### EXERCISE INPUT:
▬▬▬
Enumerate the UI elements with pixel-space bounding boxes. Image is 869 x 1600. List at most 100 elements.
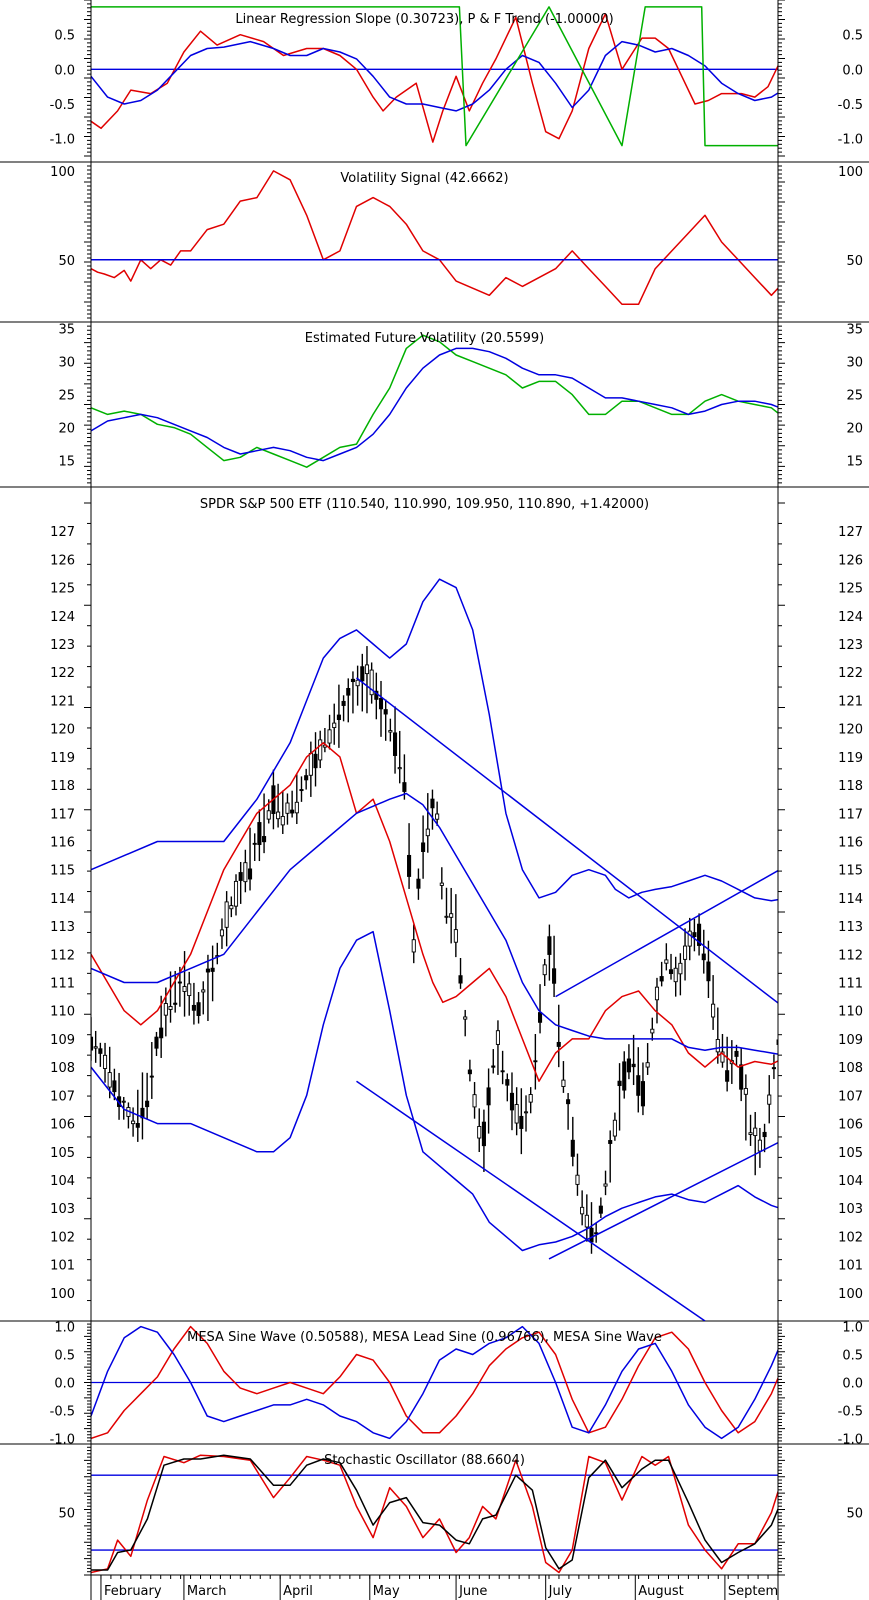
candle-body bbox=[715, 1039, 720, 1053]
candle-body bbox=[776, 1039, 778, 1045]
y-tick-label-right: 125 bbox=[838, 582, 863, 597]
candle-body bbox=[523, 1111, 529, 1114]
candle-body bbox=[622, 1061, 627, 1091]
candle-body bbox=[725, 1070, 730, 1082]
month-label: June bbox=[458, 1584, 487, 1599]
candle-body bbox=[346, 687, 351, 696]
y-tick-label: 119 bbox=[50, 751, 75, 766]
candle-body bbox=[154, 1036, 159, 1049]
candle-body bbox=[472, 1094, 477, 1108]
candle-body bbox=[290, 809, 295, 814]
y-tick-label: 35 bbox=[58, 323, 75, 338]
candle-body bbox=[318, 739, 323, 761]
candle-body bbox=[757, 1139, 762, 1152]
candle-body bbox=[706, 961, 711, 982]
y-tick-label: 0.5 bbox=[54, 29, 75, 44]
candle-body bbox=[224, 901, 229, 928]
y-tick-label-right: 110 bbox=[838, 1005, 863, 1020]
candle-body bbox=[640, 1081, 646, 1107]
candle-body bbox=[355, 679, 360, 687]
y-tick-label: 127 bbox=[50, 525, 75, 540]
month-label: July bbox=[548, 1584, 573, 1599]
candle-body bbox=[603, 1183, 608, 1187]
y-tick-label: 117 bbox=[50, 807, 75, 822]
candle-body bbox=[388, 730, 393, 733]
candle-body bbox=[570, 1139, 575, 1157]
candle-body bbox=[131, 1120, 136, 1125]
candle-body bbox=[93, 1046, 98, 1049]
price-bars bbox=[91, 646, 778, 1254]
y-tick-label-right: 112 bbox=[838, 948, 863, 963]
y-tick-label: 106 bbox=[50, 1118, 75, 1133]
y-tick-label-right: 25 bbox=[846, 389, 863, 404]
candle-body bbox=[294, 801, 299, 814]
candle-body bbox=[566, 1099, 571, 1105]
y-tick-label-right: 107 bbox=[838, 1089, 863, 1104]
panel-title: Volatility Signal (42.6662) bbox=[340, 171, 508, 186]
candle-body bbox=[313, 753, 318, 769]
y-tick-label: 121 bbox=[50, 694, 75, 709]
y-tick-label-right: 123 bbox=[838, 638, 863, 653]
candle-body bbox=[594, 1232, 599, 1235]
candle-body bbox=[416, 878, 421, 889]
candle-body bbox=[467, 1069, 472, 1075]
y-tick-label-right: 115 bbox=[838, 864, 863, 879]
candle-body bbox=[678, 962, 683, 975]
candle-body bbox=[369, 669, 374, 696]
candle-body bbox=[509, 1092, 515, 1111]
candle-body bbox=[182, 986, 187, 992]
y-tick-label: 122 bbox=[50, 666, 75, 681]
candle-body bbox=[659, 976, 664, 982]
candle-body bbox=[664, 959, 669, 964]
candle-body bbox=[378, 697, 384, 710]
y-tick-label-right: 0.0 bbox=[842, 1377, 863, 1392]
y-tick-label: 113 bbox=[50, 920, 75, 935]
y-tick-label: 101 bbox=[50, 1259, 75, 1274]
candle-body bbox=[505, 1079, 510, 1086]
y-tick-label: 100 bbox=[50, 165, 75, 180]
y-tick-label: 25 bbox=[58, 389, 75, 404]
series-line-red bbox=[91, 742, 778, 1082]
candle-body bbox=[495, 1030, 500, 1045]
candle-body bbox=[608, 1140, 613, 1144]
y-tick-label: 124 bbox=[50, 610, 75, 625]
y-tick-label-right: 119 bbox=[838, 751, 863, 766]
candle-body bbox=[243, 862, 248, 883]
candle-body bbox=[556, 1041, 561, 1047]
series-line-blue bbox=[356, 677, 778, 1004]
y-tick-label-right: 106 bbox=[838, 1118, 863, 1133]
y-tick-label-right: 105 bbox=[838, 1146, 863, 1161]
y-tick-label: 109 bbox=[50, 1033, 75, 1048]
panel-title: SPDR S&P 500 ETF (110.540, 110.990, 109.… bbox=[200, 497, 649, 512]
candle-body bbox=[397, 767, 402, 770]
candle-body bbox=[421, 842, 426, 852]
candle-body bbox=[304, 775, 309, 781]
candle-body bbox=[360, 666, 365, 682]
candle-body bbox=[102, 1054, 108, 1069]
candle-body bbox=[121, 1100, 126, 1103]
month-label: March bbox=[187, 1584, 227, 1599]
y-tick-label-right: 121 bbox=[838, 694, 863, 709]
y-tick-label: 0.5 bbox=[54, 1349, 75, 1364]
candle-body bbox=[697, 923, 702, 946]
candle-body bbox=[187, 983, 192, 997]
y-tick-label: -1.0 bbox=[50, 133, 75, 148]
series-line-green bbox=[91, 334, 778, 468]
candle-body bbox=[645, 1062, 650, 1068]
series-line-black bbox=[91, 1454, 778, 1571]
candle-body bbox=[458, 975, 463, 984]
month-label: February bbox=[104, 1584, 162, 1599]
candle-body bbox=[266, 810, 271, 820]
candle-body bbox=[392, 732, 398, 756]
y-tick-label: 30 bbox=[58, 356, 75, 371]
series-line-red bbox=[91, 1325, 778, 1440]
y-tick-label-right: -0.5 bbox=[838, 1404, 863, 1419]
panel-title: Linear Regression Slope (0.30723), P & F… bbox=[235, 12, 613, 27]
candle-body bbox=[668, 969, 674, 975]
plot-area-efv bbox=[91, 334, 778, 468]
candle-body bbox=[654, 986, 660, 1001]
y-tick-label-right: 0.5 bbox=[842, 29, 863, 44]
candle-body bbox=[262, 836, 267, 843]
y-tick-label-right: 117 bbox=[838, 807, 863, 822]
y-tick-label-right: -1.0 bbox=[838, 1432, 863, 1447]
▬▬▬
### WHAT YOU WILL DO:
Rewrite the material above as a JSON list of strings, one string per line, leaving out blank lines and the picture.

### EXERCISE RESPONSE:
[
  "Enumerate the UI elements with pixel-space bounding boxes. Image is 869 x 1600. List at most 100 elements.",
  "candle-body bbox=[715, 1039, 720, 1053]",
  "candle-body bbox=[776, 1039, 778, 1045]",
  "y-tick-label-right: 125 bbox=[838, 582, 863, 597]",
  "candle-body bbox=[523, 1111, 529, 1114]",
  "candle-body bbox=[622, 1061, 627, 1091]",
  "candle-body bbox=[725, 1070, 730, 1082]",
  "month-label: June bbox=[458, 1584, 487, 1599]",
  "candle-body bbox=[346, 687, 351, 696]",
  "y-tick-label: 119 bbox=[50, 751, 75, 766]",
  "candle-body bbox=[154, 1036, 159, 1049]",
  "candle-body bbox=[472, 1094, 477, 1108]",
  "candle-body bbox=[290, 809, 295, 814]",
  "y-tick-label: 35 bbox=[58, 323, 75, 338]",
  "candle-body bbox=[318, 739, 323, 761]",
  "candle-body bbox=[757, 1139, 762, 1152]",
  "candle-body bbox=[706, 961, 711, 982]",
  "y-tick-label: 0.5 bbox=[54, 29, 75, 44]",
  "candle-body bbox=[224, 901, 229, 928]",
  "y-tick-label-right: 110 bbox=[838, 1005, 863, 1020]",
  "candle-body bbox=[640, 1081, 646, 1107]",
  "candle-body bbox=[355, 679, 360, 687]",
  "y-tick-label: 127 bbox=[50, 525, 75, 540]",
  "month-label: July bbox=[548, 1584, 573, 1599]",
  "candle-body bbox=[603, 1183, 608, 1187]",
  "y-tick-label: 117 bbox=[50, 807, 75, 822]",
  "candle-body bbox=[388, 730, 393, 733]",
  "candle-body bbox=[570, 1139, 575, 1157]",
  "candle-body bbox=[131, 1120, 136, 1125]",
  "candle-body bbox=[93, 1046, 98, 1049]",
  "price-bars bbox=[91, 646, 778, 1254]",
  "y-tick-label-right: 112 bbox=[838, 948, 863, 963]",
  "y-tick-label: 106 bbox=[50, 1118, 75, 1133]",
  "y-tick-label-right: 25 bbox=[846, 389, 863, 404]",
  "candle-body bbox=[294, 801, 299, 814]",
  "candle-body bbox=[566, 1099, 571, 1105]",
  "y-tick-label-right: 107 bbox=[838, 1089, 863, 1104]",
  "panel-title: Volatility Signal (42.6662) bbox=[340, 171, 508, 186]",
  "candle-body bbox=[313, 753, 318, 769]",
  "y-tick-label: 121 bbox=[50, 694, 75, 709]",
  "y-tick-label-right: 123 bbox=[838, 638, 863, 653]",
  "candle-body bbox=[594, 1232, 599, 1235]",
  "candle-body bbox=[416, 878, 421, 889]",
  "candle-body bbox=[467, 1069, 472, 1075]",
  "y-tick-label-right: 115 bbox=[838, 864, 863, 879]",
  "candle-body bbox=[678, 962, 683, 975]",
  "candle-body bbox=[369, 669, 374, 696]",
  "candle-body bbox=[509, 1092, 515, 1111]",
  "candle-body bbox=[182, 986, 187, 992]",
  "y-tick-label: 122 bbox=[50, 666, 75, 681]",
  "candle-body bbox=[659, 976, 664, 982]",
  "candle-body bbox=[664, 959, 669, 964]",
  "candle-body bbox=[378, 697, 384, 710]",
  "y-tick-label-right: 0.0 bbox=[842, 1377, 863, 1392]",
  "y-tick-label: 113 bbox=[50, 920, 75, 935]",
  "y-tick-label: 101 bbox=[50, 1259, 75, 1274]",
  "candle-body bbox=[505, 1079, 510, 1086]",
  "y-tick-label: 100 bbox=[50, 165, 75, 180]",
  "y-tick-label: 25 bbox=[58, 389, 75, 404]",
  "series-line-red bbox=[91, 742, 778, 1082]",
  "candle-body bbox=[495, 1030, 500, 1045]",
  "candle-body bbox=[608, 1140, 613, 1144]",
  "y-tick-label: 124 bbox=[50, 610, 75, 625]",
  "y-tick-label-right: 119 bbox=[838, 751, 863, 766]",
  "candle-body bbox=[243, 862, 248, 883]",
  "candle-body bbox=[556, 1041, 561, 1047]",
  "series-line-blue bbox=[356, 677, 778, 1004]",
  "y-tick-label-right: 106 bbox=[838, 1118, 863, 1133]",
  "y-tick-label-right: 105 bbox=[838, 1146, 863, 1161]",
  "y-tick-label: 109 bbox=[50, 1033, 75, 1048]",
  "panel-title: SPDR S&P 500 ETF (110.540, 110.990, 109.… bbox=[200, 497, 649, 512]",
  "candle-body bbox=[397, 767, 402, 770]",
  "candle-body bbox=[421, 842, 426, 852]",
  "candle-body bbox=[304, 775, 309, 781]",
  "candle-body bbox=[360, 666, 365, 682]",
  "candle-body bbox=[102, 1054, 108, 1069]",
  "candle-body bbox=[121, 1100, 126, 1103]",
  "month-label: March bbox=[187, 1584, 227, 1599]",
  "y-tick-label-right: 121 bbox=[838, 694, 863, 709]",
  "y-tick-label: 0.5 bbox=[54, 1349, 75, 1364]",
  "candle-body bbox=[697, 923, 702, 946]",
  "candle-body bbox=[187, 983, 192, 997]",
  "y-tick-label: -1.0 bbox=[50, 133, 75, 148]",
  "series-line-green bbox=[91, 334, 778, 468]",
  "candle-body bbox=[645, 1062, 650, 1068]",
  "series-line-black bbox=[91, 1454, 778, 1571]",
  "candle-body bbox=[458, 975, 463, 984]",
  "month-label: February bbox=[104, 1584, 162, 1599]",
  "candle-body bbox=[266, 810, 271, 820]",
  "candle-body bbox=[392, 732, 398, 756]",
  "y-tick-label: 30 bbox=[58, 356, 75, 371]",
  "series-line-red bbox=[91, 1325, 778, 1440]",
  "y-tick-label-right: -0.5 bbox=[838, 1404, 863, 1419]",
  "panel-title: Linear Regression Slope (0.30723), P & F… bbox=[235, 12, 613, 27]",
  "candle-body bbox=[668, 969, 674, 975]",
  "plot-area-efv bbox=[91, 334, 778, 468]",
  "candle-body bbox=[654, 986, 660, 1001]",
  "y-tick-label-right: 0.5 bbox=[842, 29, 863, 44]",
  "candle-body bbox=[262, 836, 267, 843]",
  "y-tick-label-right: 117 bbox=[838, 807, 863, 822]",
  "y-tick-label-right: -1.0 bbox=[838, 1432, 863, 1447]"
]